# Given information
* Start *

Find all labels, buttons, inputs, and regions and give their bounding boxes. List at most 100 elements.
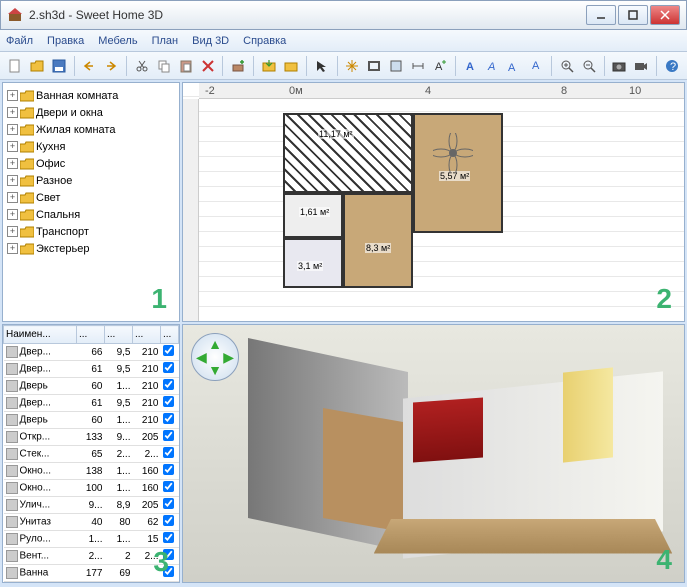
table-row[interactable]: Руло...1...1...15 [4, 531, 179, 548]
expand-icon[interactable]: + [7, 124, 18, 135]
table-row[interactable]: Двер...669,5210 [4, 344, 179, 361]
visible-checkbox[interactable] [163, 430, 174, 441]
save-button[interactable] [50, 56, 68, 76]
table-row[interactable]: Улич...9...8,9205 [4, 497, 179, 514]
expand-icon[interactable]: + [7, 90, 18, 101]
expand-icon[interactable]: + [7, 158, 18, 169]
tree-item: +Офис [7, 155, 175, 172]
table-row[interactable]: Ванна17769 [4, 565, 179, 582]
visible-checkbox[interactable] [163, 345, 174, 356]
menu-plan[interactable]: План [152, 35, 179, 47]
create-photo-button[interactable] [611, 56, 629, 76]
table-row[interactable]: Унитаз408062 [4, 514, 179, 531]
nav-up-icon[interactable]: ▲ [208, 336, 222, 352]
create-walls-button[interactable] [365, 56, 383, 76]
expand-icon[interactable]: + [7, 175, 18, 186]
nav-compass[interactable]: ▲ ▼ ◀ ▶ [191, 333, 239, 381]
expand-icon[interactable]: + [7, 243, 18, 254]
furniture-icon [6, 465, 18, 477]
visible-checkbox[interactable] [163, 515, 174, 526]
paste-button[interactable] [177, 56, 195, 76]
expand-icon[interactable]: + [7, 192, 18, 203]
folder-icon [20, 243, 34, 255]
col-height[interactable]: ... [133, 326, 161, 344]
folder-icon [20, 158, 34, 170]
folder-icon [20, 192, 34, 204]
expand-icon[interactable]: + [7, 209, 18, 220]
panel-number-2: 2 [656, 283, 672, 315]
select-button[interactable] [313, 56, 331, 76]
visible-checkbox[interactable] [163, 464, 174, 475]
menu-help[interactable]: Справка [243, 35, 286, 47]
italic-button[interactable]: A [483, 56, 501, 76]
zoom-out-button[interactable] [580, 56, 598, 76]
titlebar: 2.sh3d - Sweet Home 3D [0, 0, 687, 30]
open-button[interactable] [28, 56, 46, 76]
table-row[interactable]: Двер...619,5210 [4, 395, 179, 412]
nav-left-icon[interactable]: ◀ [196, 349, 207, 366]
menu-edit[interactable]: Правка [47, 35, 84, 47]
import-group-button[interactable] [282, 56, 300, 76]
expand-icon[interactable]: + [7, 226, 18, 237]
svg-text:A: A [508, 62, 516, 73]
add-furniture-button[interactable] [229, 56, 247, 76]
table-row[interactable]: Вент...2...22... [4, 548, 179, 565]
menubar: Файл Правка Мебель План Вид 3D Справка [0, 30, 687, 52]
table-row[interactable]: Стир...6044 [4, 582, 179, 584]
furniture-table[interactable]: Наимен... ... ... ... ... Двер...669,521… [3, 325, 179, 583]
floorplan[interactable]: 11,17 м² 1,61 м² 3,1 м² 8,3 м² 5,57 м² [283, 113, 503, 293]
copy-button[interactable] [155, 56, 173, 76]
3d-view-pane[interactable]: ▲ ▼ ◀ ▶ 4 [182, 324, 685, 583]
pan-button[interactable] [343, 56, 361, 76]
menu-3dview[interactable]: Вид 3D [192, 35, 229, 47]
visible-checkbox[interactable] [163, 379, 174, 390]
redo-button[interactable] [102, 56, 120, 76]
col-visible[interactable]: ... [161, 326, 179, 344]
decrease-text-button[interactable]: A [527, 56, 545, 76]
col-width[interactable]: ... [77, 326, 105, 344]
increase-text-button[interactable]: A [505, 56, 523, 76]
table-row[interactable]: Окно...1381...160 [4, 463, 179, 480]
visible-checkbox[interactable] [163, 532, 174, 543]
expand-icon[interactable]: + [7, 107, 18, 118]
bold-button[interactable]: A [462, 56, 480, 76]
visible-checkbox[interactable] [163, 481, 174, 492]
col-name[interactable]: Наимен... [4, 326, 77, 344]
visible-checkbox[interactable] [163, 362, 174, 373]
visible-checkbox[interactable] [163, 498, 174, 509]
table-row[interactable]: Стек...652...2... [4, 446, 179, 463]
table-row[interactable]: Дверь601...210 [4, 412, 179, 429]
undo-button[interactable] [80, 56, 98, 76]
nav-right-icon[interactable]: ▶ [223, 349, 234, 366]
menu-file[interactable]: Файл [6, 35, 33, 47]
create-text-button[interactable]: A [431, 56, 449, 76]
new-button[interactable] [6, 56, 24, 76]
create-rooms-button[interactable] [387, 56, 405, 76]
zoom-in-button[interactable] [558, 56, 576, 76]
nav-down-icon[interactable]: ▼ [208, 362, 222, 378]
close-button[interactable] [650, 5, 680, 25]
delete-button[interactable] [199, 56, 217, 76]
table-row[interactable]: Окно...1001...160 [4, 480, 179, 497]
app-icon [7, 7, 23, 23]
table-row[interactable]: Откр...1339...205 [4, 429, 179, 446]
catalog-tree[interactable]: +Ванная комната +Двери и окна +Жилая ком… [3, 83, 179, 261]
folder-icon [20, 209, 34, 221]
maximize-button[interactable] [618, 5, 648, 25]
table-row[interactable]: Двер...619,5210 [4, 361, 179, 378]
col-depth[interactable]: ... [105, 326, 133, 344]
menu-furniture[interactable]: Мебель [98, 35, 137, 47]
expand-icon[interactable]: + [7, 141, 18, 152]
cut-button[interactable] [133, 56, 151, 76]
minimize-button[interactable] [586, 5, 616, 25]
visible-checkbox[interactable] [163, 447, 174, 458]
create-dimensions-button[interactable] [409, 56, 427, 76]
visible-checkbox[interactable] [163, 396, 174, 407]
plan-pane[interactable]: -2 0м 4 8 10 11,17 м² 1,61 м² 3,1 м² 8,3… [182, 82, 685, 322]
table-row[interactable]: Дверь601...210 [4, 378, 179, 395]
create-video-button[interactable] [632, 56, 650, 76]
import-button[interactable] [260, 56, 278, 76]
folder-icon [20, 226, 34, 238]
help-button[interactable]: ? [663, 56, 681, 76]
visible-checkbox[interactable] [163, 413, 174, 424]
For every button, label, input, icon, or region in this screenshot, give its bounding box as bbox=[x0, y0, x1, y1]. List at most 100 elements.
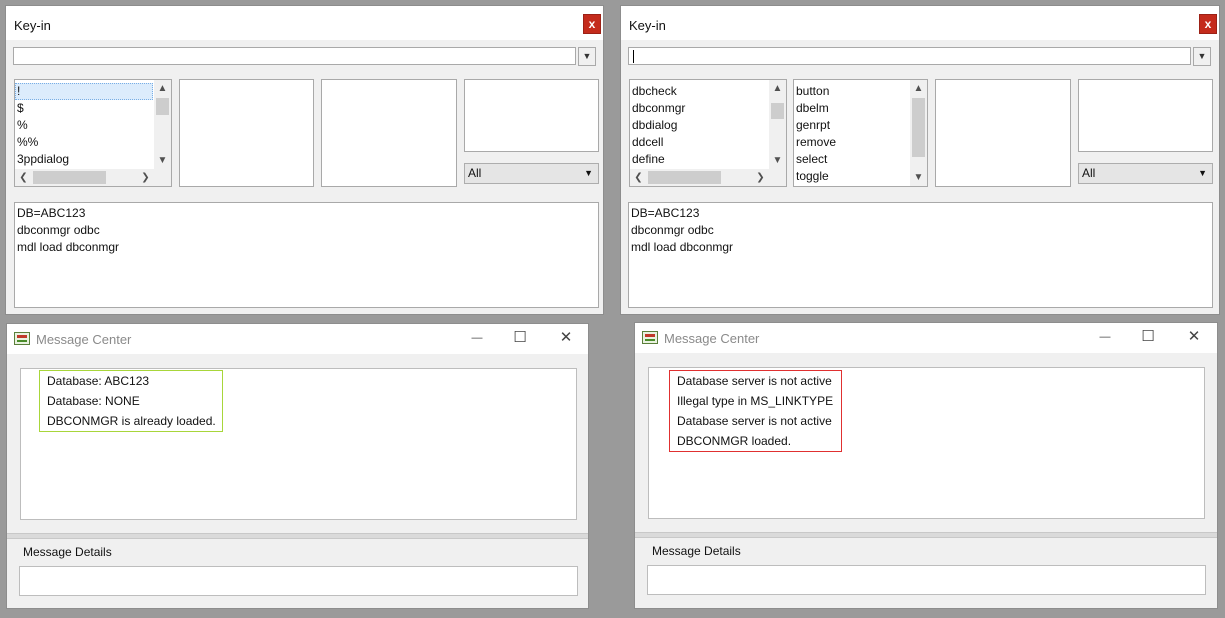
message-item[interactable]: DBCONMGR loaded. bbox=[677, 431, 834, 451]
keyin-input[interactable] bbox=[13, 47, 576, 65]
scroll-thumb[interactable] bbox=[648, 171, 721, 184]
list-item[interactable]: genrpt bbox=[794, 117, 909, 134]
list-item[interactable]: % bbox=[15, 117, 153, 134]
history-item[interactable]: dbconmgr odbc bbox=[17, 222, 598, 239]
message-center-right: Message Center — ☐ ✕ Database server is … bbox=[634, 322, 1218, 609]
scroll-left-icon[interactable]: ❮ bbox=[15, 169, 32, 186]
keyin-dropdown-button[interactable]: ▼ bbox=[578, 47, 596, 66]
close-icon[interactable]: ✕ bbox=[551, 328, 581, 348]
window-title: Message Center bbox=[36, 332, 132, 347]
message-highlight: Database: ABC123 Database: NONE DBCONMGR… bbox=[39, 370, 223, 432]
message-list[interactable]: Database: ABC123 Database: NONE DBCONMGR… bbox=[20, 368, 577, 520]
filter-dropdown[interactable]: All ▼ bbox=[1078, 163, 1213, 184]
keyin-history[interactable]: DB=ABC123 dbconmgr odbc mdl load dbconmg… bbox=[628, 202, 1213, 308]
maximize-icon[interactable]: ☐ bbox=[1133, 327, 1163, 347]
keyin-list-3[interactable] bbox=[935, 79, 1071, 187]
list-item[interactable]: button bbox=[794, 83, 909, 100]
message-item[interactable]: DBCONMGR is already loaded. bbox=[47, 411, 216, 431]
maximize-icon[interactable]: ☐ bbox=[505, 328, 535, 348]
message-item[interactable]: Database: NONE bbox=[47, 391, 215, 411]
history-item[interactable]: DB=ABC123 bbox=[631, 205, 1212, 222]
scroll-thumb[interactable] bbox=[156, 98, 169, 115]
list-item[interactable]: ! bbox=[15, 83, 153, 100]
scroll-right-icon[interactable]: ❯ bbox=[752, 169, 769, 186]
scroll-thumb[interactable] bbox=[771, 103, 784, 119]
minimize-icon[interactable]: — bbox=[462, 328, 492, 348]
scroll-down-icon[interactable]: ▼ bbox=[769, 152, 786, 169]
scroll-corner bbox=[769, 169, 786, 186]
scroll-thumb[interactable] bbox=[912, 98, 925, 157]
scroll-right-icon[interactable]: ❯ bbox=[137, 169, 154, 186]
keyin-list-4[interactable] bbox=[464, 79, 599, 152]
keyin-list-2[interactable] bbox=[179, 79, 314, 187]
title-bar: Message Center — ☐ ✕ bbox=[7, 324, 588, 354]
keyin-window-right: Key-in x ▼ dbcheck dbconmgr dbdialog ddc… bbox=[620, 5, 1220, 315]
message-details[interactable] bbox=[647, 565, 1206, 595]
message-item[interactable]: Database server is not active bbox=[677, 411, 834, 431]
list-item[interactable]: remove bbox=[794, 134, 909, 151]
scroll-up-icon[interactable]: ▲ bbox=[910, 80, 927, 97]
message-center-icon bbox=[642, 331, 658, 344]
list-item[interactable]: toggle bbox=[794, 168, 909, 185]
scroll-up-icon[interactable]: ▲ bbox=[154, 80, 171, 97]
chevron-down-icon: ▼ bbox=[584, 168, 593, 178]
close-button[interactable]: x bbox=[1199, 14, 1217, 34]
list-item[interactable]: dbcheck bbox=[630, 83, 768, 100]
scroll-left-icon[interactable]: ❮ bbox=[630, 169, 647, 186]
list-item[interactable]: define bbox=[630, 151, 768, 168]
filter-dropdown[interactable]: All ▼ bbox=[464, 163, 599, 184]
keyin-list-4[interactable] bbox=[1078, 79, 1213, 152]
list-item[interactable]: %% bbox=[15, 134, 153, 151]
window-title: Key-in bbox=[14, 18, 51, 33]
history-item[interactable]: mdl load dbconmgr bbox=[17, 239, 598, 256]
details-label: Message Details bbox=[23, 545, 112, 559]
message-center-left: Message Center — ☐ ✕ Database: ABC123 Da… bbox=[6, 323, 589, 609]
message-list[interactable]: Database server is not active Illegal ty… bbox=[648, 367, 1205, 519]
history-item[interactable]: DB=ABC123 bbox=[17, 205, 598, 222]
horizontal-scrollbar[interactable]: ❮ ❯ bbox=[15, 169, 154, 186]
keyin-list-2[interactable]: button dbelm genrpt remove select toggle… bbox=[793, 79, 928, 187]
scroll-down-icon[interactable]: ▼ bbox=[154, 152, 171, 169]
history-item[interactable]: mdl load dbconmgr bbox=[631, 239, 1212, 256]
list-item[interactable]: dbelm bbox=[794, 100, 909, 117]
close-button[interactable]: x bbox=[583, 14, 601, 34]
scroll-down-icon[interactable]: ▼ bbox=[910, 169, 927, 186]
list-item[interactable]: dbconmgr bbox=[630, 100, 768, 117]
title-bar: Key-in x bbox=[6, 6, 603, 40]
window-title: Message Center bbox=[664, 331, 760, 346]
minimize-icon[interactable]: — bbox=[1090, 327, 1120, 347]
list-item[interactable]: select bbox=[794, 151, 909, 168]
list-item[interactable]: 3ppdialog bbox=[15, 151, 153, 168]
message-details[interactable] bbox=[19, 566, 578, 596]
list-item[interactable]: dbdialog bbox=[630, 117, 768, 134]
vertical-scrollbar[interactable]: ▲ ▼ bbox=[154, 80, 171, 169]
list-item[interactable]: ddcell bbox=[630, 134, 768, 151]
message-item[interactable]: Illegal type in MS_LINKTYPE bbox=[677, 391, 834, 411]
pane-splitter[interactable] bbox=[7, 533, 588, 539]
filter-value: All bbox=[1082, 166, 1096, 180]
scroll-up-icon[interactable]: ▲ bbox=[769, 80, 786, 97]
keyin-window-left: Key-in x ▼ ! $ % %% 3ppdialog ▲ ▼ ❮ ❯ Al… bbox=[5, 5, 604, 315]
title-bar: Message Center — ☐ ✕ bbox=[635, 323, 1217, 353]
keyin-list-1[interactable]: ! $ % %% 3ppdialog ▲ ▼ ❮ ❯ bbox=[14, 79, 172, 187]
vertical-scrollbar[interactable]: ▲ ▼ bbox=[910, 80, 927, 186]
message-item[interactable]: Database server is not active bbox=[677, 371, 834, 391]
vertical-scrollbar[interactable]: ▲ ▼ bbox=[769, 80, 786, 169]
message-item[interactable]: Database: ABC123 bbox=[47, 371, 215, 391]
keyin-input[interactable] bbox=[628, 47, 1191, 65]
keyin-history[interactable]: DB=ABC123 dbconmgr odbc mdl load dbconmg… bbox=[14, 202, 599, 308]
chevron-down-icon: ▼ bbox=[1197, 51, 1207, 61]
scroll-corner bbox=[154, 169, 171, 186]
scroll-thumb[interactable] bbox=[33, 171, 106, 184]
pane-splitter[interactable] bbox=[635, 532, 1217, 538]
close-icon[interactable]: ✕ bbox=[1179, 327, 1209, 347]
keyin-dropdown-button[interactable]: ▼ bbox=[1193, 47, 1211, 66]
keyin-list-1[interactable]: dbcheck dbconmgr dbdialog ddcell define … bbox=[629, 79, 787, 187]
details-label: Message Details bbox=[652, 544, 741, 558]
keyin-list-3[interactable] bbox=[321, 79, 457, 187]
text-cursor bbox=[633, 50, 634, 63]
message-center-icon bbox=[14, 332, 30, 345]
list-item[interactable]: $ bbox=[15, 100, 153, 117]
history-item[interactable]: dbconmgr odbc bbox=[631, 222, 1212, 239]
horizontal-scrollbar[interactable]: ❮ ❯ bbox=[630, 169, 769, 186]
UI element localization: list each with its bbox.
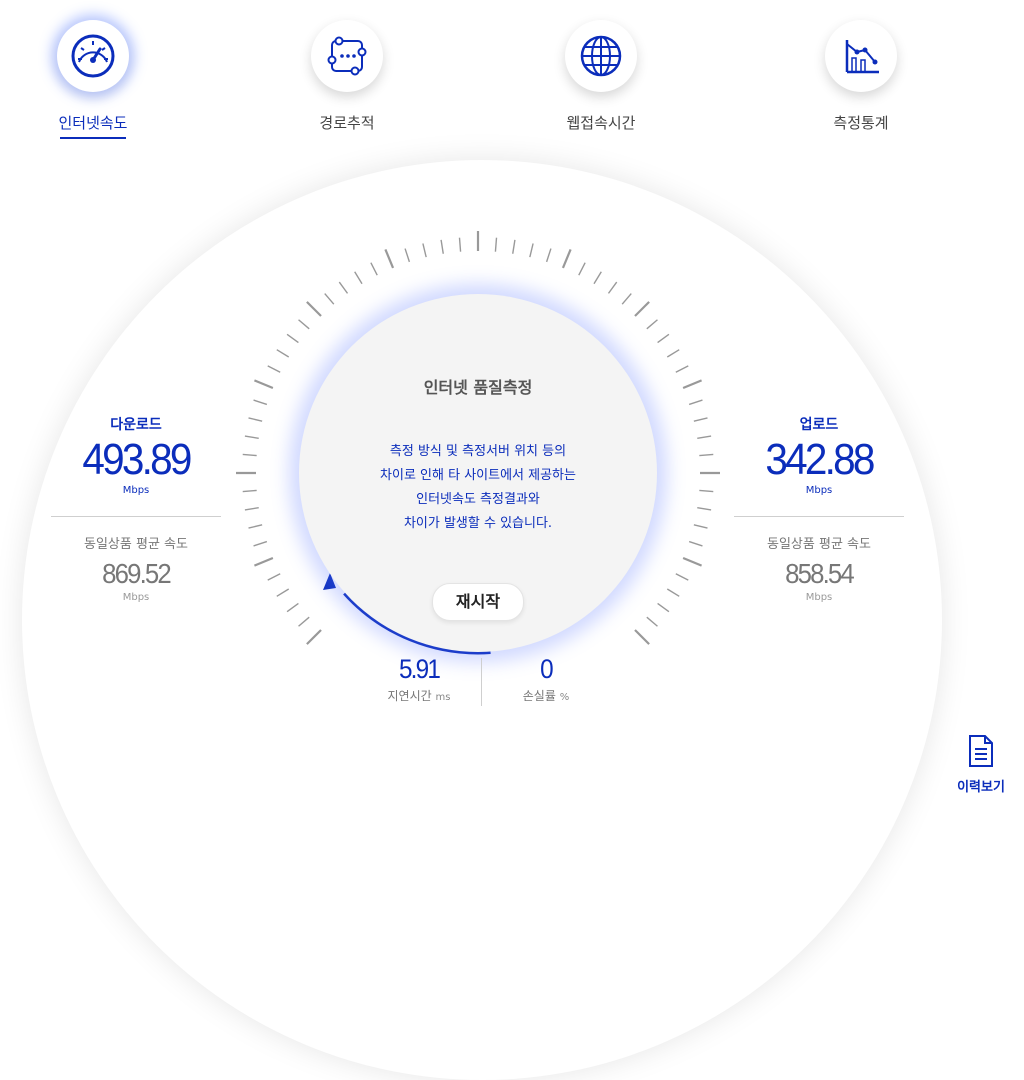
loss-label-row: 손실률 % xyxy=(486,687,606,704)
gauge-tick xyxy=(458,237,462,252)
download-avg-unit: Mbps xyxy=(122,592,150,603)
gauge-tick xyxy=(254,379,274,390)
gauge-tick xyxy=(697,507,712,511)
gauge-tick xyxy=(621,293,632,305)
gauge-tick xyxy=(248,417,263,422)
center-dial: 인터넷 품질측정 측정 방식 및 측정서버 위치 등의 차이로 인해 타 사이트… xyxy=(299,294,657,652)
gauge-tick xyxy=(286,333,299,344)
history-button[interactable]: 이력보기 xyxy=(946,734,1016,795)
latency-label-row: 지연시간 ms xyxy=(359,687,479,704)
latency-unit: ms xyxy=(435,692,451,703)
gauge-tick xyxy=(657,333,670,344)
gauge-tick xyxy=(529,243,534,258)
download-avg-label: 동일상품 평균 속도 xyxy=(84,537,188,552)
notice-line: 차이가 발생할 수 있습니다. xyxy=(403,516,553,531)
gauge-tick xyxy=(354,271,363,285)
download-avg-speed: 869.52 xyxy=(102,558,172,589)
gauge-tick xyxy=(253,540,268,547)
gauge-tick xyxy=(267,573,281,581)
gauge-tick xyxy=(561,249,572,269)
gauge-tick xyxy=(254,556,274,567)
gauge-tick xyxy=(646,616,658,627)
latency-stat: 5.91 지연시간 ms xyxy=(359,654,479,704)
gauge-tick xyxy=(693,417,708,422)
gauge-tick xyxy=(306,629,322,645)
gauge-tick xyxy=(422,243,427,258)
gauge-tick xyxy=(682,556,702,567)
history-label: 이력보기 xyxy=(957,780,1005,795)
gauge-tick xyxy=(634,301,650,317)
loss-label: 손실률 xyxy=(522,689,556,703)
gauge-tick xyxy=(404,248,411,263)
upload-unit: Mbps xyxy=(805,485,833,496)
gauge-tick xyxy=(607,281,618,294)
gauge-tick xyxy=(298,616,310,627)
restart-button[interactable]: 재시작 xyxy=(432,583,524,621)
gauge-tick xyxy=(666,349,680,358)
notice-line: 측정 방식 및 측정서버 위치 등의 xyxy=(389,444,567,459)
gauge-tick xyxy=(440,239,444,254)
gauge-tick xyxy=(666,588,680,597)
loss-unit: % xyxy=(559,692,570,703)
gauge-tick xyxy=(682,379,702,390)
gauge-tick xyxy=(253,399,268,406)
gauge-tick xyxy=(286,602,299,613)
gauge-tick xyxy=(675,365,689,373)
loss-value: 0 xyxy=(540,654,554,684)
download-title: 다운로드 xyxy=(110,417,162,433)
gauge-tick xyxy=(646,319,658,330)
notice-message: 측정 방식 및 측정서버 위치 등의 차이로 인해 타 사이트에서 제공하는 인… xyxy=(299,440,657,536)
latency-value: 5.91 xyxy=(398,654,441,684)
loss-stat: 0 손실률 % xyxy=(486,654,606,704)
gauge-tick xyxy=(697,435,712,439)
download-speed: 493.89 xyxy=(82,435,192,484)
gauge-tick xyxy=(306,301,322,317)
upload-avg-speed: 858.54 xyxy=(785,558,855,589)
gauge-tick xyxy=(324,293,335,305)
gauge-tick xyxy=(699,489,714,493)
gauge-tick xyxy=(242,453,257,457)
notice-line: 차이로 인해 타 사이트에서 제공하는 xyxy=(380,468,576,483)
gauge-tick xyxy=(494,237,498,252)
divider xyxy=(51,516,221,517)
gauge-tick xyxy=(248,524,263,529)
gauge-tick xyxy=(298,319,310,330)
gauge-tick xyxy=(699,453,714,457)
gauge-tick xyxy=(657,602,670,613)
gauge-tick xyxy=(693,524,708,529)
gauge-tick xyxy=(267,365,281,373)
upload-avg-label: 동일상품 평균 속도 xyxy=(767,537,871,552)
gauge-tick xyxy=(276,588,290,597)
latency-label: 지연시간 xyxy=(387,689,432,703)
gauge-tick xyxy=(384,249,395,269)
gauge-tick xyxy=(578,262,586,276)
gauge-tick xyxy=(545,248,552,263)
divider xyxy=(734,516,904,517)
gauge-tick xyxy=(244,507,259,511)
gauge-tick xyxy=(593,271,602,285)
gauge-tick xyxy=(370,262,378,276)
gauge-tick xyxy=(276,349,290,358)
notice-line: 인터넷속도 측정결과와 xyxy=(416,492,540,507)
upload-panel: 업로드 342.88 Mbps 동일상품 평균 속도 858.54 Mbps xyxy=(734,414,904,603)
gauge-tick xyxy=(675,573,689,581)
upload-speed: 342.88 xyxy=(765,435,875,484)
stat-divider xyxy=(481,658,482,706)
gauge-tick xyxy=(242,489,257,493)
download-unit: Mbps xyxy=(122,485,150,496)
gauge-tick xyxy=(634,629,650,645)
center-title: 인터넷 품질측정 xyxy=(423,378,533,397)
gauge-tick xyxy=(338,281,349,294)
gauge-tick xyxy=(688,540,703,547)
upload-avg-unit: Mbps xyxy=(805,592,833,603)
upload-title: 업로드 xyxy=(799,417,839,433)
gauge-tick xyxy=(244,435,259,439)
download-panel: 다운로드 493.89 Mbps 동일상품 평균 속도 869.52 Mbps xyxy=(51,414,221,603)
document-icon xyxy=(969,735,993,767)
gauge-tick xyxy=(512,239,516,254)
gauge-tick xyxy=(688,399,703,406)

* End *

# Task description
Rewrite as a numbered list the part of the entries above that opens with the line containing "table-row[interactable]: Руло...1...1...15 [4, 531, 179, 548]" and closes with the line containing "folder-icon [20, 158, 34, 170]", including both of those lines and only the lines between them. Leave out any blank lines.

# Completed task
1. table-row[interactable]: Руло...1...1...15 [4, 531, 179, 548]
2. expand-icon[interactable]: + [7, 124, 18, 135]
3. table-row[interactable]: Двер...669,5210 [4, 344, 179, 361]
4. visible-checkbox[interactable] [163, 430, 174, 441]
5. save-button[interactable] [50, 56, 68, 76]
6. table-row[interactable]: Улич...9...8,9205 [4, 497, 179, 514]
7. expand-icon[interactable]: + [7, 90, 18, 101]
8. expand-icon[interactable]: + [7, 158, 18, 169]
9. tree-item: +Офис [7, 155, 175, 172]
10. table-row[interactable]: Ванна17769 [4, 565, 179, 582]
11. visible-checkbox[interactable] [163, 345, 174, 356]
12. menu-plan[interactable]: План [152, 35, 179, 47]
13. create-photo-button[interactable] [611, 56, 629, 76]
14. table-row[interactable]: Унитаз408062 [4, 514, 179, 531]
15. nav-up-icon[interactable]: ▲ [208, 336, 222, 352]
16. create-walls-button[interactable] [365, 56, 383, 76]
17. expand-icon[interactable]: + [7, 175, 18, 186]
18. nav-compass[interactable]: ▲ ▼ ◀ ▶ [191, 333, 239, 381]
19. expand-icon[interactable]: + [7, 243, 18, 254]
20. furniture-icon [6, 465, 18, 477]
21. visible-checkbox[interactable] [163, 515, 174, 526]
22. paste-button[interactable] [177, 56, 195, 76]
23. expand-icon[interactable]: + [7, 192, 18, 203]
24. folder-icon [20, 243, 34, 255]
25. col-height[interactable]: ... [133, 326, 161, 344]
26. folder-icon [20, 158, 34, 170]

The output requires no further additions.